◆ Exercise description
Every line below that contains "ylabel" is to be copied.

◆ Given records
>> begin
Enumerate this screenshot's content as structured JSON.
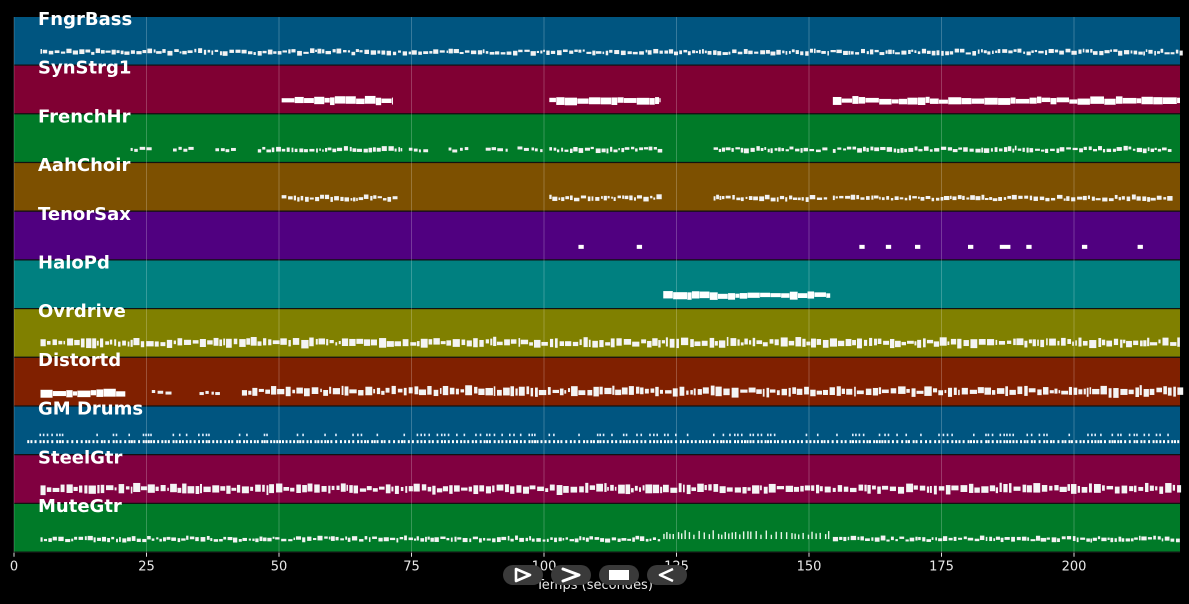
{
  "tracks": [
    {
      "name": "FngrBass",
      "color": "#005580"
    },
    {
      "name": "SynStrg1",
      "color": "#800033"
    },
    {
      "name": "FrenchHr",
      "color": "#007a28"
    },
    {
      "name": "AahChoir",
      "color": "#7d5000"
    },
    {
      "name": "TenorSax",
      "color": "#500080"
    },
    {
      "name": "HaloPd",
      "color": "#008080"
    },
    {
      "name": "Ovrdrive",
      "color": "#808000"
    },
    {
      "name": "Distortd",
      "color": "#802000"
    },
    {
      "name": "GM Drums",
      "color": "#005580"
    },
    {
      "name": "SteelGtr",
      "color": "#800040"
    },
    {
      "name": "MuteGtr",
      "color": "#007a28"
    }
  ],
  "axis": {
    "xlabel": "Temps (secondes)",
    "xmin": 0,
    "xmax": 220,
    "ticks": [
      0,
      25,
      50,
      75,
      100,
      125,
      150,
      175,
      200
    ],
    "tick_labels": [
      "0",
      "25",
      "50",
      "75",
      "100",
      "125",
      "150",
      "175",
      "200"
    ],
    "grid": true
  },
  "controls": [
    {
      "name": "play-button",
      "icon": "play-icon"
    },
    {
      "name": "forward-button",
      "icon": "forward-icon"
    },
    {
      "name": "stop-button",
      "icon": "stop-icon"
    },
    {
      "name": "back-button",
      "icon": "back-icon"
    }
  ],
  "note_segments": [
    [
      [
        5,
        220,
        "dense"
      ]
    ],
    [
      [
        50.5,
        71.5,
        "block"
      ],
      [
        101,
        122,
        "block"
      ],
      [
        154.5,
        220,
        "block"
      ]
    ],
    [
      [
        22,
        26,
        "dots"
      ],
      [
        30,
        34,
        "dots"
      ],
      [
        38,
        42,
        "dots"
      ],
      [
        46,
        73,
        "dense"
      ],
      [
        74.5,
        78,
        "dots"
      ],
      [
        82,
        86,
        "dots"
      ],
      [
        89,
        93,
        "dots"
      ],
      [
        95,
        100,
        "dots"
      ],
      [
        101,
        122,
        "dense"
      ],
      [
        132,
        153.5,
        "dense"
      ],
      [
        154.5,
        218,
        "dense"
      ]
    ],
    [
      [
        50.5,
        72,
        "dense"
      ],
      [
        101,
        122,
        "dense"
      ],
      [
        132,
        153.5,
        "dense"
      ],
      [
        154.5,
        218,
        "dense"
      ]
    ],
    [
      [
        106.5,
        107.5,
        "sparse"
      ],
      [
        117.5,
        118.5,
        "sparse"
      ],
      [
        159.5,
        160.5,
        "sparse"
      ],
      [
        164.5,
        165.5,
        "sparse"
      ],
      [
        170,
        171,
        "sparse"
      ],
      [
        180,
        181,
        "sparse"
      ],
      [
        186,
        188,
        "sparse"
      ],
      [
        191,
        192,
        "sparse"
      ],
      [
        201.5,
        202.5,
        "sparse"
      ],
      [
        212,
        213,
        "sparse"
      ]
    ],
    [
      [
        122.5,
        154,
        "block"
      ]
    ],
    [
      [
        5,
        220,
        "bars"
      ]
    ],
    [
      [
        5,
        21,
        "block"
      ],
      [
        26,
        29,
        "dots"
      ],
      [
        35,
        38,
        "dots"
      ],
      [
        43,
        220,
        "bars"
      ]
    ],
    [
      [
        2.5,
        220,
        "drums"
      ]
    ],
    [
      [
        5,
        220,
        "bars"
      ]
    ],
    [
      [
        5,
        122,
        "dense"
      ],
      [
        122.5,
        154,
        "ticks"
      ],
      [
        154.5,
        220,
        "dense"
      ]
    ]
  ]
}
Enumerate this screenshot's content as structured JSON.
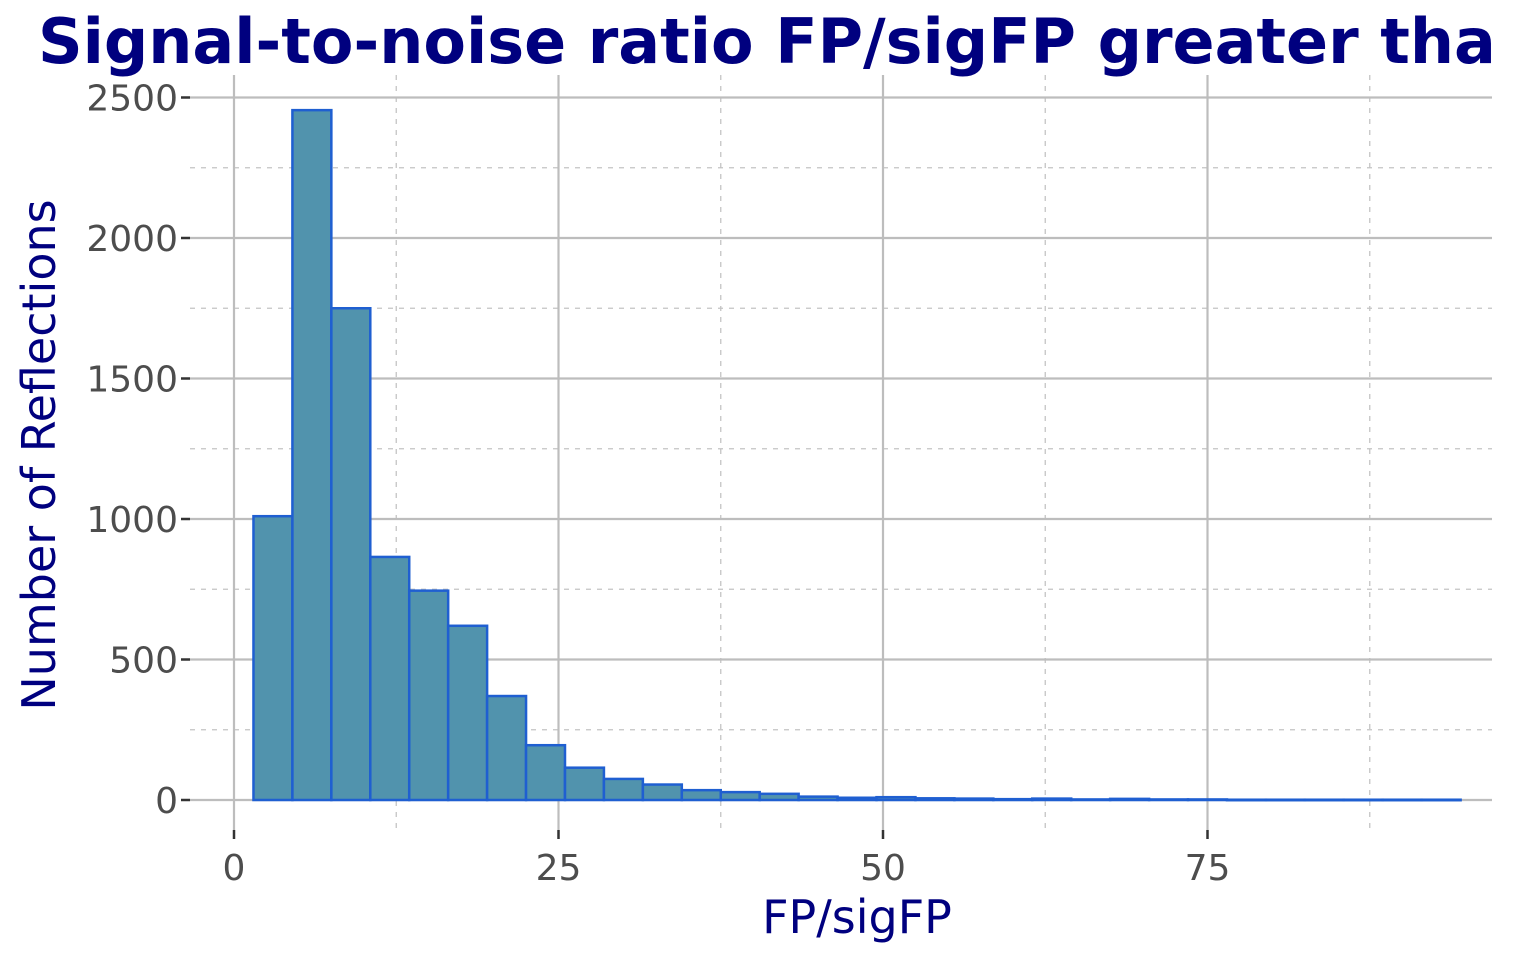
{
  "chart_data": {
    "type": "bar",
    "title": "Signal-to-noise ratio FP/sigFP greater tha",
    "xlabel": "FP/sigFP",
    "ylabel": "Number of Reflections",
    "xlim": [
      0,
      97
    ],
    "ylim": [
      0,
      2500
    ],
    "x_ticks": [
      0,
      25,
      50,
      75
    ],
    "x_tick_labels": [
      "0",
      "25",
      "50",
      "75"
    ],
    "y_ticks": [
      0,
      500,
      1000,
      1500,
      2000,
      2500
    ],
    "y_tick_labels": [
      "0",
      "500",
      "1000",
      "1500",
      "2000",
      "2500"
    ],
    "bin_width": 3,
    "bin_starts": [
      1.5,
      4.5,
      7.5,
      10.5,
      13.5,
      16.5,
      19.5,
      22.5,
      25.5,
      28.5,
      31.5,
      34.5,
      37.5,
      40.5,
      43.5,
      46.5,
      49.5,
      52.5,
      55.5,
      58.5,
      61.5,
      64.5,
      67.5,
      70.5,
      73.5,
      76.5,
      79.5,
      82.5,
      85.5,
      88.5,
      91.5
    ],
    "values": [
      1010,
      2455,
      1750,
      865,
      745,
      620,
      370,
      195,
      115,
      75,
      55,
      35,
      28,
      22,
      12,
      8,
      10,
      6,
      5,
      3,
      5,
      2,
      4,
      2,
      2,
      1,
      1,
      1,
      1,
      1,
      1
    ],
    "grid": true,
    "legend": "none",
    "colors": {
      "bar_fill": "#5193ad",
      "bar_stroke": "#1f5fd1",
      "title": "#00007f",
      "axis_title": "#00007f",
      "tick_label": "#4d4d4d",
      "grid": "#bdbdbd"
    }
  }
}
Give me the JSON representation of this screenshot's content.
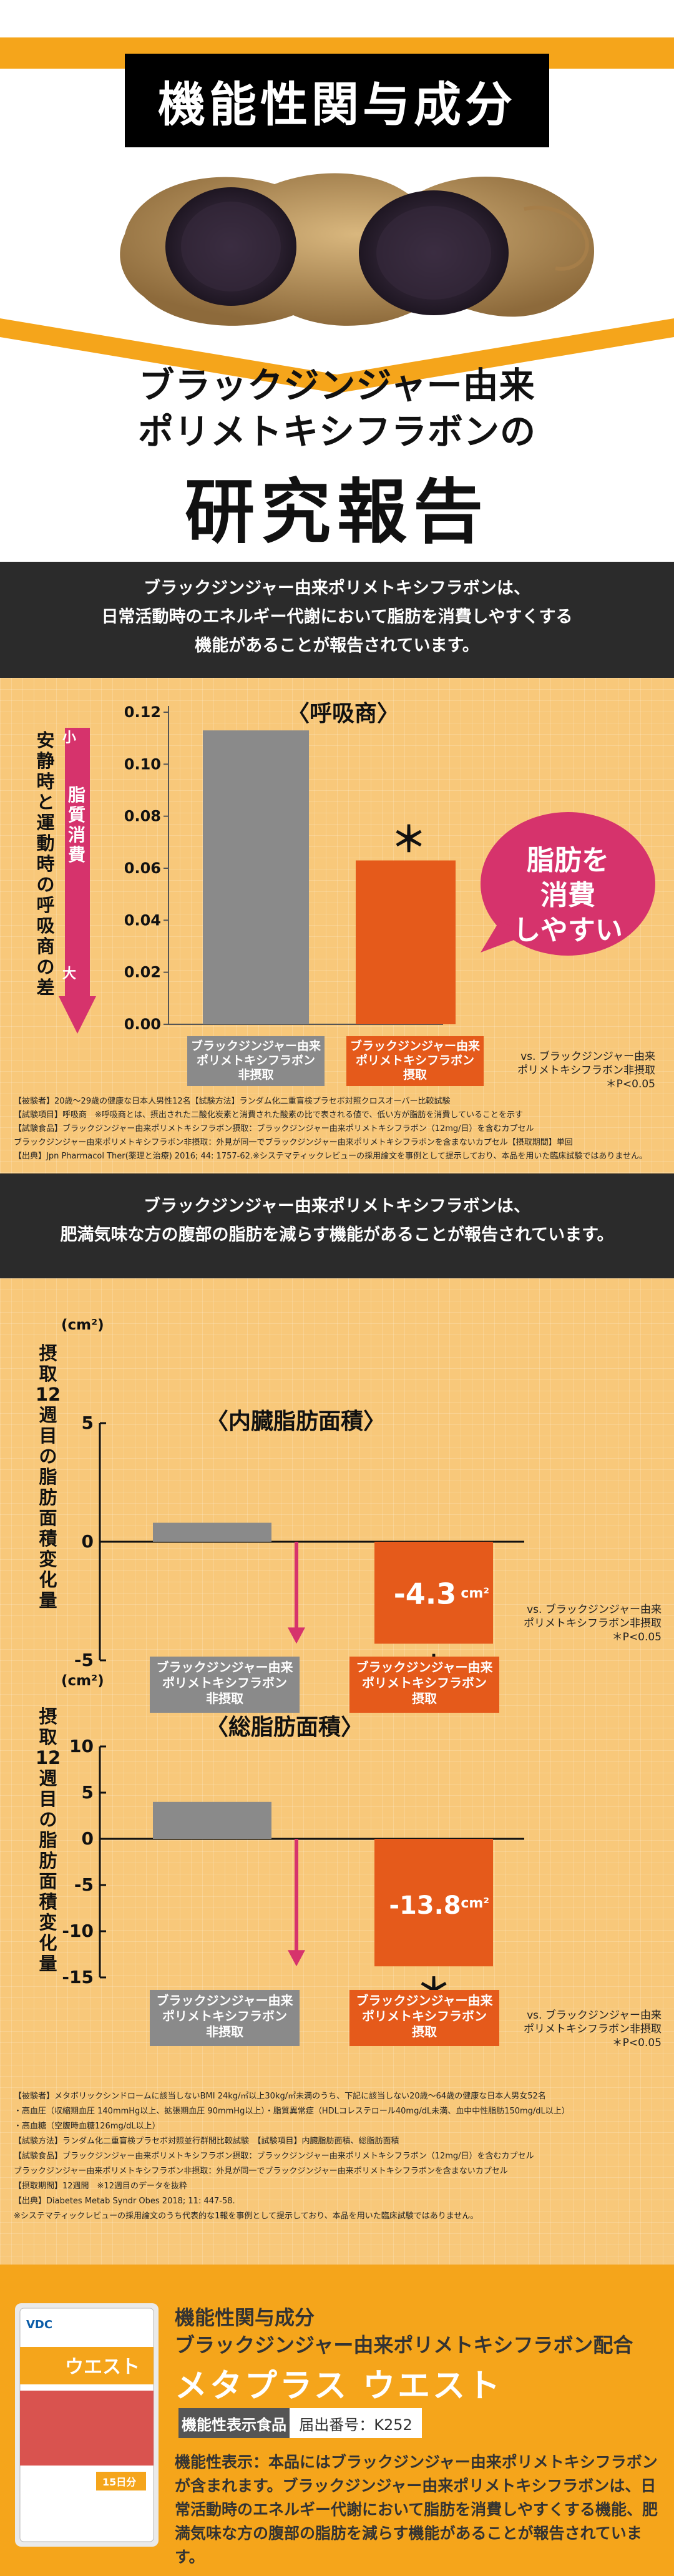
{
  "hero": {
    "title": "機能性関与成分",
    "sub1": "ブラックジンジャー由来",
    "sub2": "ポリメトキシフラボンの",
    "main": "研究報告"
  },
  "intro1": {
    "lines": [
      "ブラックジンジャー由来ポリメトキシフラボンは、",
      "日常活動時のエネルギー代謝において脂肪を消費しやすくする",
      "機能があることが報告されています。"
    ]
  },
  "panel1": {
    "arrow_small": "小",
    "arrow_large": "大",
    "arrow_mid": "脂質消費",
    "ylabel": "安静時と運動時の呼吸商の差",
    "burst": [
      "脂肪を",
      "消費",
      "しやすい"
    ],
    "vs_note": [
      "vs. ブラックジンジャー由来",
      "ポリメトキシフラボン非摂取",
      "＊P<0.05"
    ],
    "fine": [
      "【被験者】20歳〜29歳の健康な日本人男性12名【試験方法】ランダム化二重盲検プラセボ対照クロスオーバー比較試験",
      "【試験項目】呼吸商　※呼吸商とは、摂出された二酸化炭素と消費された酸素の比で表される値で、低い方が脂肪を消費していることを示す",
      "【試験食品】ブラックジンジャー由来ポリメトキシフラボン摂取：ブラックジンジャー由来ポリメトキシフラボン（12mg/日）を含むカプセル",
      "ブラックジンジャー由来ポリメトキシフラボン非摂取：外見が同一でブラックジンジャー由来ポリメトキシフラボンを含まないカプセル【摂取期間】単回",
      "【出典】Jpn Pharmacol Ther(薬理と治療) 2016; 44: 1757-62.※システマティックレビューの採用論文を事例として提示しており、本品を用いた臨床試験ではありません。"
    ]
  },
  "intro2": {
    "lines": [
      "ブラックジンジャー由来ポリメトキシフラボンは、",
      "肥満気味な方の腹部の脂肪を減らす機能があることが報告されています。"
    ]
  },
  "panel2": {
    "unit": "(cm²)",
    "ylabel": "摂取12週目の脂肪面積変化量",
    "vs_note": [
      "vs. ブラックジンジャー由来",
      "ポリメトキシフラボン非摂取",
      "＊P<0.05"
    ],
    "fine": [
      "【被験者】メタボリックシンドロームに該当しないBMI 24kg/㎡以上30kg/㎡未満のうち、下記に該当しない20歳〜64歳の健康な日本人男女52名",
      "・高血圧（収縮期血圧 140mmHg以上、拡張期血圧 90mmHg以上）・脂質異常症（HDLコレステロール40mg/dL未満、血中中性脂肪150mg/dL以上）",
      "・高血糖（空腹時血糖126mg/dL以上）",
      "【試験方法】ランダム化二重盲検プラセボ対照並行群間比較試験　【試験項目】内臓脂肪面積、総脂肪面積",
      "【試験食品】ブラックジンジャー由来ポリメトキシフラボン摂取：ブラックジンジャー由来ポリメトキシフラボン（12mg/日）を含むカプセル",
      "ブラックジンジャー由来ポリメトキシフラボン非摂取：外見が同一でブラックジンジャー由来ポリメトキシフラボンを含まないカプセル",
      "【摂取期間】12週間　※12週目のデータを抜粋",
      "【出典】Diabetes Metab Syndr Obes 2018; 11: 447-58.",
      "※システマティックレビューの採用論文のうち代表的な1報を事例として提示しており、本品を用いた臨床試験ではありません。"
    ]
  },
  "footer": {
    "line1": "機能性関与成分",
    "line2": "ブラックジンジャー由来ポリメトキシフラボン配合",
    "name": "メタプラス ウエスト",
    "badge_label": "機能性表示食品",
    "badge_number": "届出番号：K252",
    "desc": "機能性表示：本品にはブラックジンジャー由来ポリメトキシフラボンが含まれます。ブラックジンジャー由来ポリメトキシフラボンは、日常活動時のエネルギー代謝において脂肪を消費しやすくする機能、肥満気味な方の腹部の脂肪を減らす機能があることが報告されています。",
    "pkg_brand": "VDC",
    "pkg_name": "ウエスト",
    "pkg_days": "15日分"
  },
  "chart_data": [
    {
      "type": "bar",
      "title": "〈呼吸商〉",
      "categories": [
        "ブラックジンジャー由来\nポリメトキシフラボン\n非摂取",
        "ブラックジンジャー由来\nポリメトキシフラボン\n摂取"
      ],
      "values": [
        0.113,
        0.063
      ],
      "ylim": [
        0,
        0.12
      ],
      "yticks": [
        "0.00",
        "0.02",
        "0.04",
        "0.06",
        "0.08",
        "0.10",
        "0.12"
      ],
      "annotations": [
        "＊"
      ],
      "colors": [
        "#8a8a8a",
        "#e55a1b"
      ]
    },
    {
      "type": "bar",
      "title": "〈内臓脂肪面積〉",
      "categories": [
        "ブラックジンジャー由来\nポリメトキシフラボン\n非摂取",
        "ブラックジンジャー由来\nポリメトキシフラボン\n摂取"
      ],
      "values": [
        0.8,
        -4.3
      ],
      "value_label": "-4.3",
      "value_unit": "cm²",
      "ylim": [
        -5,
        5
      ],
      "yticks": [
        "5",
        "0",
        "-5"
      ],
      "annotations": [
        "＊"
      ],
      "colors": [
        "#8a8a8a",
        "#e55a1b"
      ]
    },
    {
      "type": "bar",
      "title": "〈総脂肪面積〉",
      "categories": [
        "ブラックジンジャー由来\nポリメトキシフラボン\n非摂取",
        "ブラックジンジャー由来\nポリメトキシフラボン\n摂取"
      ],
      "values": [
        4.0,
        -13.8
      ],
      "value_label": "-13.8",
      "value_unit": "cm²",
      "ylim": [
        -15,
        10
      ],
      "yticks": [
        "10",
        "5",
        "0",
        "-5",
        "-10",
        "-15"
      ],
      "annotations": [
        "＊"
      ],
      "colors": [
        "#8a8a8a",
        "#e55a1b"
      ]
    }
  ]
}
>> end
◆ Result for this exercise
    "ylabel": "Number of Reflections",
    "ylabel": "安静時と運動時の呼吸商の差",
    "ylabel": "摂取12週目の脂肪面積変化量",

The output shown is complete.